***** Texte fourni

Le philosophe s'attarde sur le caractère attristant de l'histoire. Les ruines des empires, les malheurs à répétition, nous montrent la caducité de toute chose (« nous ne pouvons qu'être remplis de tristesse à la pensée de la caducité en général »). Cela est d'autant plus vrai qu'on peut « transformer ce bilan [historique] en un tableau des plus terrifiants, sans aucune exagération oratoire, rien qu'en relatant avec exactitude les malheurs infligés à la vertu, l'innocence, aux peuples et aux États ». Ce spectacle risque, dit-il, « de provoquer une affliction morale et une révolte de l'esprit du bien » ; alors, pour se consoler, « nous nous disons : il en a été ainsi ; c'est le destin ; on n'y peut rien changer ». Toutefois, soutient Hegel, ceux qui s'attardent sur cette tristesse passent à côté de l'essentiel, qu'ils confondent avec les moyens de l'Esprit. Beaucoup font cette erreur, mais la perpétuer serait « se complaire mélancoliquement dans les sublimités vides et stériles »[1].

**********

== Travail demandé ==
- A) Reformulez sous forme de liste le paragraphe de l'extrait sur Hegel qui commence par « Le philosophe s'attarde », en conservant ses idées principales.
- B) Poursuivez l'extrait sur Hegel en quelques phrases, à partir de sa dernière phrase.
Les données ne sont d'aucune utilité pour ce travail.

***** Lignes de données

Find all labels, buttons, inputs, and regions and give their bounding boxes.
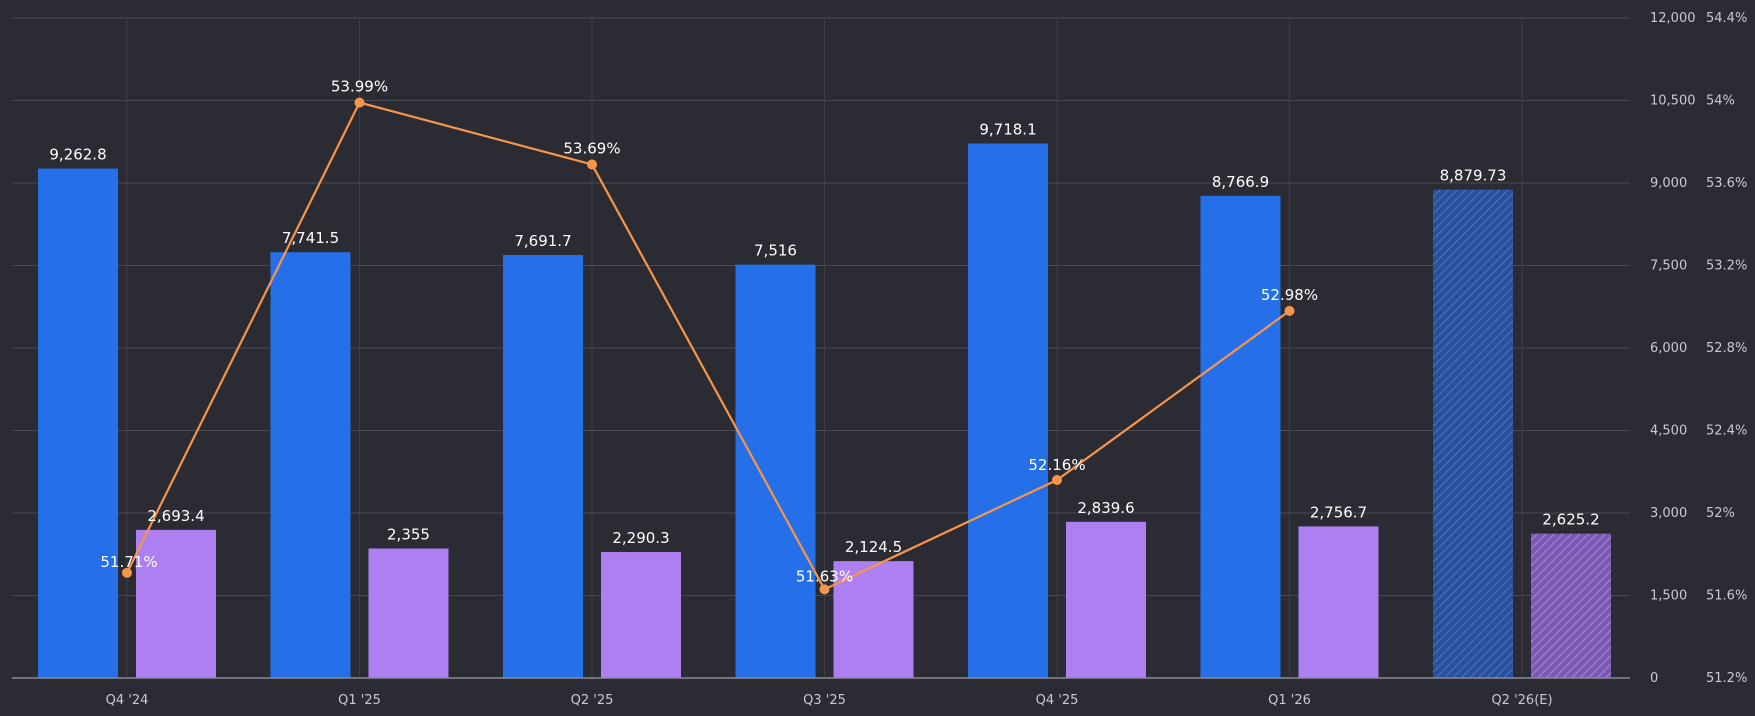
bar-series-1[interactable] [735,264,816,678]
line-point[interactable] [819,584,830,595]
bar-series-1[interactable] [1200,195,1281,678]
line-point[interactable] [354,97,365,108]
bar-value-label: 2,839.6 [1077,499,1134,517]
y-right-tick-label: 51.6% [1706,589,1747,604]
y-left-tick-label: 3,000 [1650,506,1687,521]
bar-value-label: 2,355 [387,525,430,543]
x-tick-label: Q3 '25 [803,693,846,708]
x-tick-label: Q4 '25 [1036,693,1079,708]
bar-value-label: 9,262.8 [49,146,106,164]
y-right-tick-label: 51.2% [1706,671,1747,686]
bar-series-1[interactable] [1433,189,1513,678]
line-value-label: 53.69% [563,139,620,157]
x-tick-label: Q1 '26 [1268,693,1311,708]
y-left-tick-label: 6,000 [1650,341,1687,356]
x-tick-label: Q2 '26(E) [1491,693,1552,708]
x-tick-label: Q1 '25 [338,693,381,708]
line-value-label: 53.99% [331,78,388,96]
bar-series-1[interactable] [503,254,583,679]
y-left-tick-label: 1,500 [1650,589,1687,604]
bar-value-label: 7,741.5 [282,229,339,247]
bar-series-2[interactable] [833,561,914,678]
bar-series-2[interactable] [136,529,216,678]
y-right-tick-label: 54.4% [1706,11,1747,26]
bar-value-label: 2,124.5 [845,538,902,556]
y-left-tick-label: 4,500 [1650,424,1687,439]
y-right-tick-label: 54% [1706,94,1735,109]
y-left-tick-label: 12,000 [1650,11,1696,26]
line-point[interactable] [1284,305,1295,316]
bar-series-2[interactable] [1298,526,1379,678]
y-right-tick-label: 53.6% [1706,176,1747,191]
y-left-tick-label: 10,500 [1650,94,1696,109]
bar-series-1[interactable] [270,252,351,678]
y-left-tick-label: 0 [1650,671,1658,686]
bar-value-label: 8,879.73 [1440,167,1507,185]
y-left-tick-label: 9,000 [1650,176,1687,191]
x-tick-label: Q4 '24 [106,693,149,708]
bar-value-label: 2,625.2 [1542,511,1599,529]
bar-series-2[interactable] [1531,533,1611,678]
y-right-tick-label: 52.8% [1706,341,1747,356]
y-right-tick-label: 52.4% [1706,424,1747,439]
bar-series-1[interactable] [38,168,118,678]
bar-value-label: 2,290.3 [612,529,669,547]
y-left-tick-label: 7,500 [1650,259,1687,274]
bar-value-label: 9,718.1 [979,121,1036,139]
line-value-label: 52.98% [1261,286,1318,304]
bar-value-label: 2,693.4 [147,507,204,525]
line-value-label: 51.63% [796,567,853,585]
bar-series-1[interactable] [968,143,1048,678]
line-point[interactable] [122,567,132,578]
bar-value-label: 8,766.9 [1212,173,1269,191]
line-point[interactable] [1052,475,1062,485]
line-series-margin [126,101,1291,591]
y-right-tick-label: 52% [1706,506,1735,521]
bar-value-label: 2,756.7 [1310,503,1367,521]
y-right-tick-label: 53.2% [1706,259,1747,274]
line-value-label: 52.16% [1028,456,1085,474]
bar-value-label: 7,691.7 [514,232,571,250]
bar-series-2[interactable] [601,552,681,678]
bar-series-2[interactable] [1066,521,1146,678]
line-value-label: 51.71% [100,553,157,571]
bar-value-label: 7,516 [754,242,797,260]
line-point[interactable] [587,159,597,170]
x-tick-label: Q2 '25 [571,693,614,708]
bar-series-2[interactable] [368,548,449,678]
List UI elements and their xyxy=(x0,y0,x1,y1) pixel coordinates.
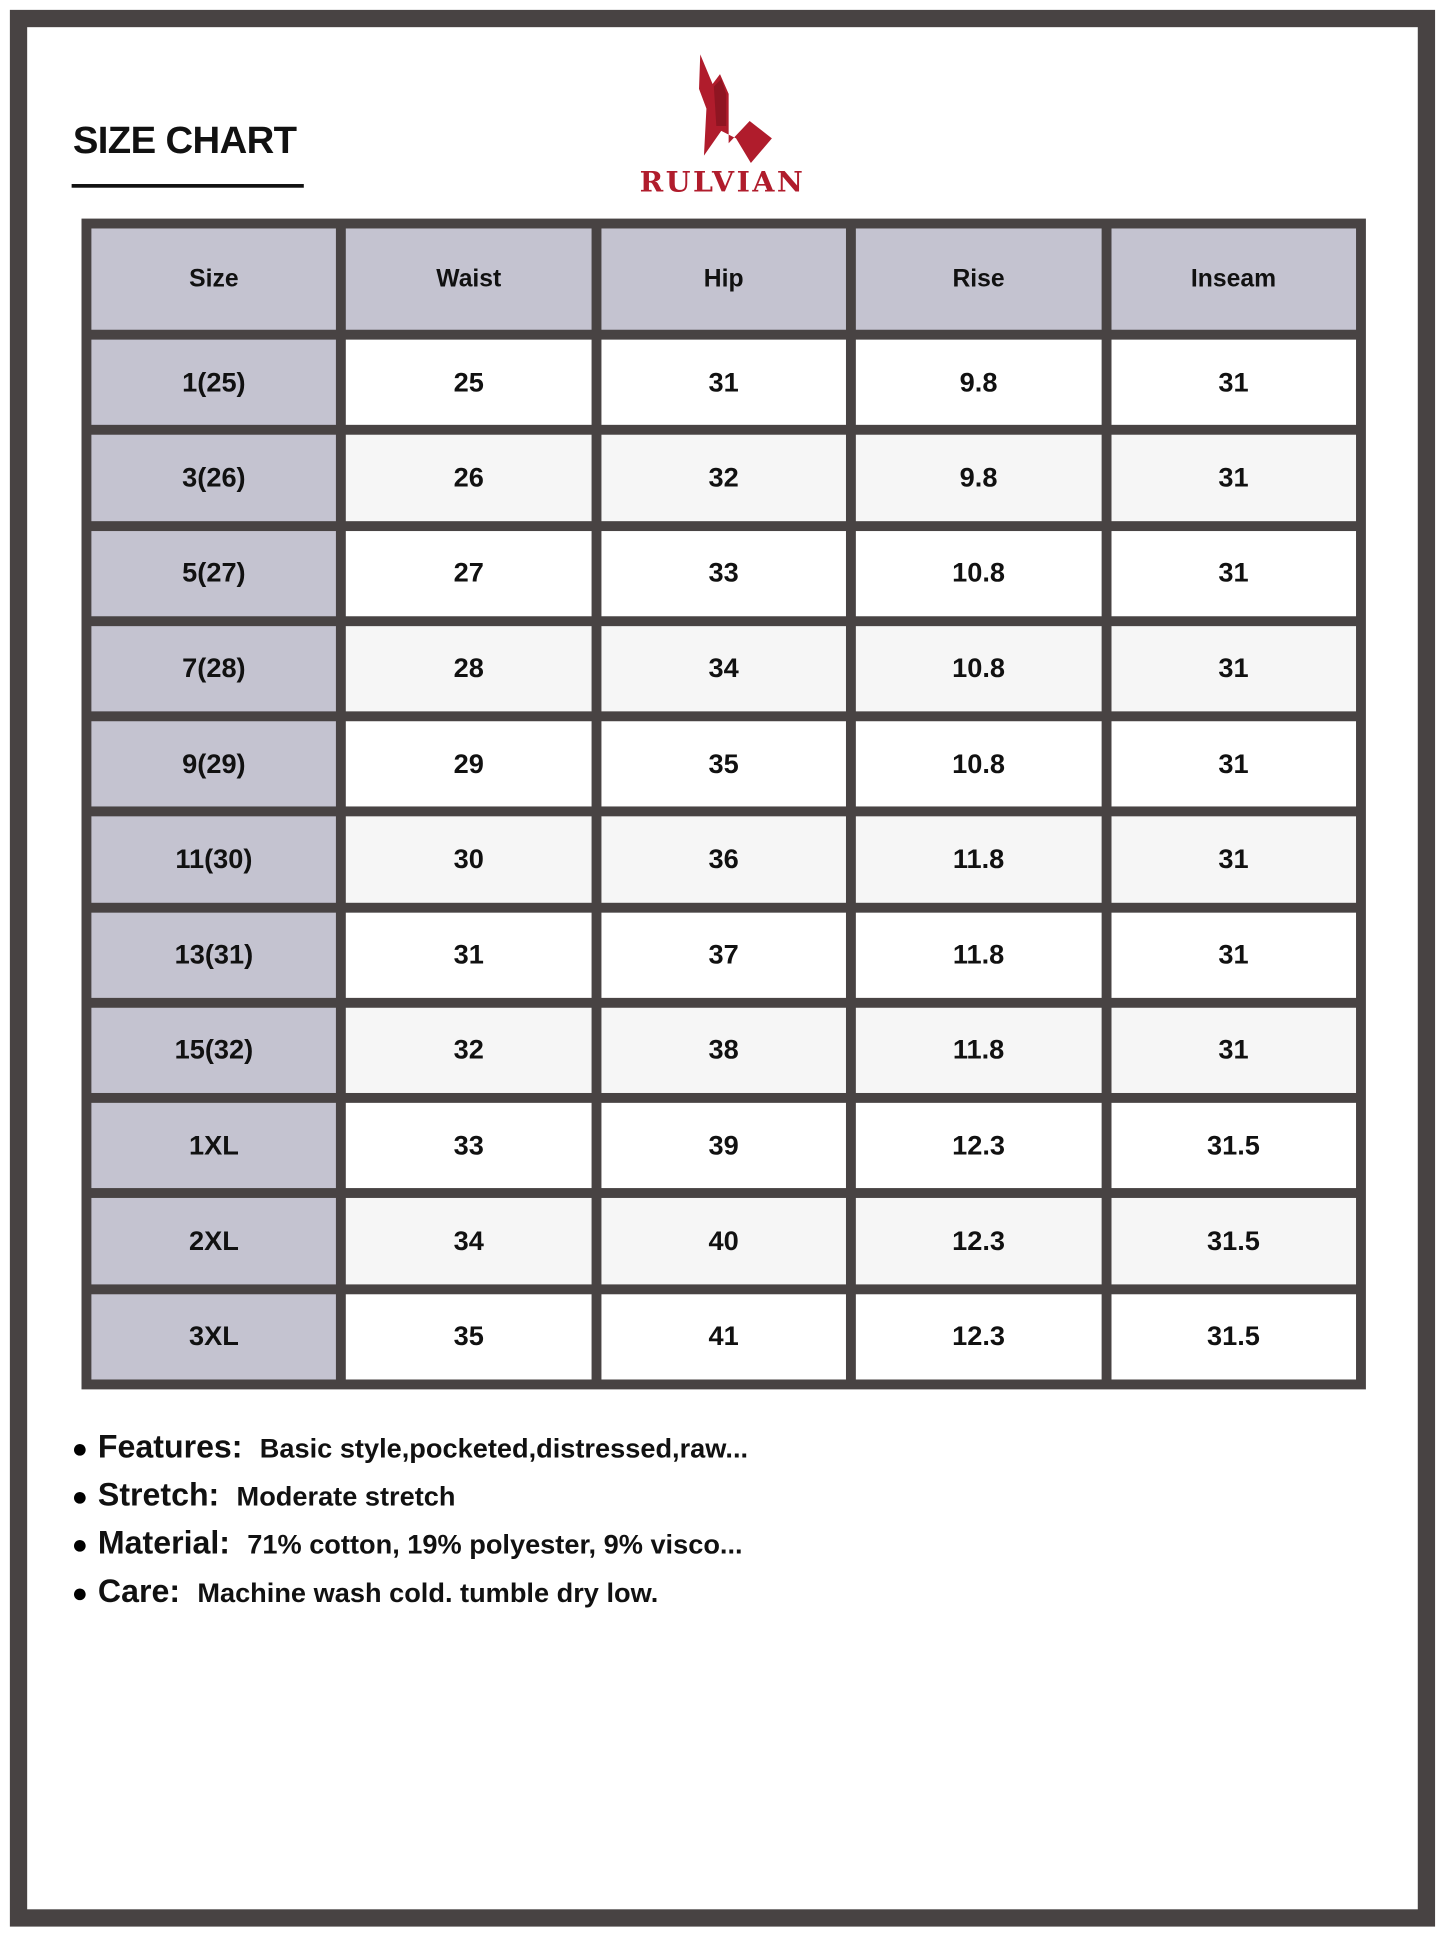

**********

== Réponses par consigne ==
- A)
- Les ruines des empires et les malheurs répétés de l'histoire montrent la caducité de toute chose et remplissent de tristesse.
- Sans exagération oratoire, il suffit de relater avec exactitude les malheurs infligés à la vertu, à l'innocence, aux peuples et aux États pour dresser un tableau terrifiant.
- Ce spectacle risque de provoquer une affliction morale et une révolte de l'esprit du bien. On s'en console en se disant que c'est le destin et qu'on n'y peut rien changer.
- Selon Hegel, ceux qui s'attardent sur cette tristesse passent à côté de l'essentiel, qu'ils confondent avec les moyens de l'Esprit.
- Beaucoup commettent cette erreur, mais la perpétuer reviendrait à se complaire mélancoliquement dans des « sublimités vides et stériles ».

- B)
Les moyens de la réalisation : passions et intérêts
Un moment essentiel de la liberté où celui où le sujet trouve satisfaction dans son travail ; il est nécessaire pour cela que l'individu puisse y participer activement. Certes, chacun cherche son bénéfice personnel dans ses actions, « sans se soucier de la fin générale sous le couvert de laquelle il cherche son profit ». Mais en réalité, « celui qui consacre son activité à une chose n'est pas seulement intéressé en général, mais s'y intéresse ». Cela signifie que « rien ne s'accomplit sans que les individus qui y collaborent ne se satisfassent aussi »[24].
Quelles sont les conditions pour qu'un individu agisse ? Il faut, dit Hegel, que l'action passe par « l'intérêt de leur besoins », mais aussi « leur réflexion, leur conviction, ou tout du moins leur opinion ». Hegel y voit là une caractéristique essentielle de la modernité : « les hommes ne sont guère plus conduits par l'autorité ou la confiance ; c'est seulement en suivant leur jugement personnel, leur conviction et leur opinion indépendantes qu'ils consentent à collaborer à une chose »[1].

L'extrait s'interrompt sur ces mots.